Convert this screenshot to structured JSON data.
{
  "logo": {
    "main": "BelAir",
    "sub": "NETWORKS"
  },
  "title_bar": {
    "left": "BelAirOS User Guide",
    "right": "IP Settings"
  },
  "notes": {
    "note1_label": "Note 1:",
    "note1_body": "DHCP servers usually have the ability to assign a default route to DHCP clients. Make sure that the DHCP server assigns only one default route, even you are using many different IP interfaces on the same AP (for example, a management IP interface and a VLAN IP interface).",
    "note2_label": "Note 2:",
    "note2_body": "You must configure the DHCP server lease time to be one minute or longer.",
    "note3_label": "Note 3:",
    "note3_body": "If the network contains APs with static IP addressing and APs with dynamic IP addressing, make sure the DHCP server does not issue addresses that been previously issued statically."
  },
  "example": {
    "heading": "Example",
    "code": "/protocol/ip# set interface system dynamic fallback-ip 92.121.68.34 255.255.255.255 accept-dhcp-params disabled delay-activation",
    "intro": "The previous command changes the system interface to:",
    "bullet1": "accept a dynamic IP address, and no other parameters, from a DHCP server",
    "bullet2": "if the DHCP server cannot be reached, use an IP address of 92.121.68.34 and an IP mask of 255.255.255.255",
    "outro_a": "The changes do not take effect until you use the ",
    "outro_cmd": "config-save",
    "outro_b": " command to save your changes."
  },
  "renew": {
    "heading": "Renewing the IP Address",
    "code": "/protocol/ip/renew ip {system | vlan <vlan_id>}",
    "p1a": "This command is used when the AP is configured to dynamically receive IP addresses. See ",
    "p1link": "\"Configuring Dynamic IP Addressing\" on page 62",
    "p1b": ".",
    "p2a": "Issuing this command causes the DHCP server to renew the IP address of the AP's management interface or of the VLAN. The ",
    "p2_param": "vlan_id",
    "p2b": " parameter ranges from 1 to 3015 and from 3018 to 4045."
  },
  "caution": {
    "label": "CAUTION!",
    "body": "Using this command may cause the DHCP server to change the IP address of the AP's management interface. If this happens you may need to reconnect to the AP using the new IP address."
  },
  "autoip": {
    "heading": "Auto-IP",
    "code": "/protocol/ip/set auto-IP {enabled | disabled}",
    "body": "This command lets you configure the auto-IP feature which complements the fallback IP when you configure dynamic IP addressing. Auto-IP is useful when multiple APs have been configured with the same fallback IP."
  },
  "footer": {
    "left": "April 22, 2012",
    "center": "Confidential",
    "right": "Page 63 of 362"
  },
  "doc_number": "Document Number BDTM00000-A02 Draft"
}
- - - - -
[EXERCISE OBJECTIVE] Copy the entries above exactly, leaving none out.

[REPLY]
Convert this screenshot to structured JSON data.
{
  "logo": {
    "main": "BelAir",
    "sub": "NETWORKS"
  },
  "title_bar": {
    "left": "BelAirOS User Guide",
    "right": "IP Settings"
  },
  "notes": {
    "note1_label": "Note 1:",
    "note1_body": "DHCP servers usually have the ability to assign a default route to DHCP clients. Make sure that the DHCP server assigns only one default route, even you are using many different IP interfaces on the same AP (for example, a management IP interface and a VLAN IP interface).",
    "note2_label": "Note 2:",
    "note2_body": "You must configure the DHCP server lease time to be one minute or longer.",
    "note3_label": "Note 3:",
    "note3_body": "If the network contains APs with static IP addressing and APs with dynamic IP addressing, make sure the DHCP server does not issue addresses that been previously issued statically."
  },
  "example": {
    "heading": "Example",
    "code": "/protocol/ip# set interface system dynamic fallback-ip 92.121.68.34 255.255.255.255 accept-dhcp-params disabled delay-activation",
    "intro": "The previous command changes the system interface to:",
    "bullet1": "accept a dynamic IP address, and no other parameters, from a DHCP server",
    "bullet2": "if the DHCP server cannot be reached, use an IP address of 92.121.68.34 and an IP mask of 255.255.255.255",
    "outro_a": "The changes do not take effect until you use the ",
    "outro_cmd": "config-save",
    "outro_b": " command to save your changes."
  },
  "renew": {
    "heading": "Renewing the IP Address",
    "code": "/protocol/ip/renew ip {system | vlan <vlan_id>}",
    "p1a": "This command is used when the AP is configured to dynamically receive IP addresses. See ",
    "p1link": "\"Configuring Dynamic IP Addressing\" on page 62",
    "p1b": ".",
    "p2a": "Issuing this command causes the DHCP server to renew the IP address of the AP's management interface or of the VLAN. The ",
    "p2_param": "vlan_id",
    "p2b": " parameter ranges from 1 to 3015 and from 3018 to 4045."
  },
  "caution": {
    "label": "CAUTION!",
    "body": "Using this command may cause the DHCP server to change the IP address of the AP's management interface. If this happens you may need to reconnect to the AP using the new IP address."
  },
  "autoip": {
    "heading": "Auto-IP",
    "code": "/protocol/ip/set auto-IP {enabled | disabled}",
    "body": "This command lets you configure the auto-IP feature which complements the fallback IP when you configure dynamic IP addressing. Auto-IP is useful when multiple APs have been configured with the same fallback IP."
  },
  "footer": {
    "left": "April 22, 2012",
    "center": "Confidential",
    "right": "Page 63 of 362"
  },
  "doc_number": "Document Number BDTM00000-A02 Draft"
}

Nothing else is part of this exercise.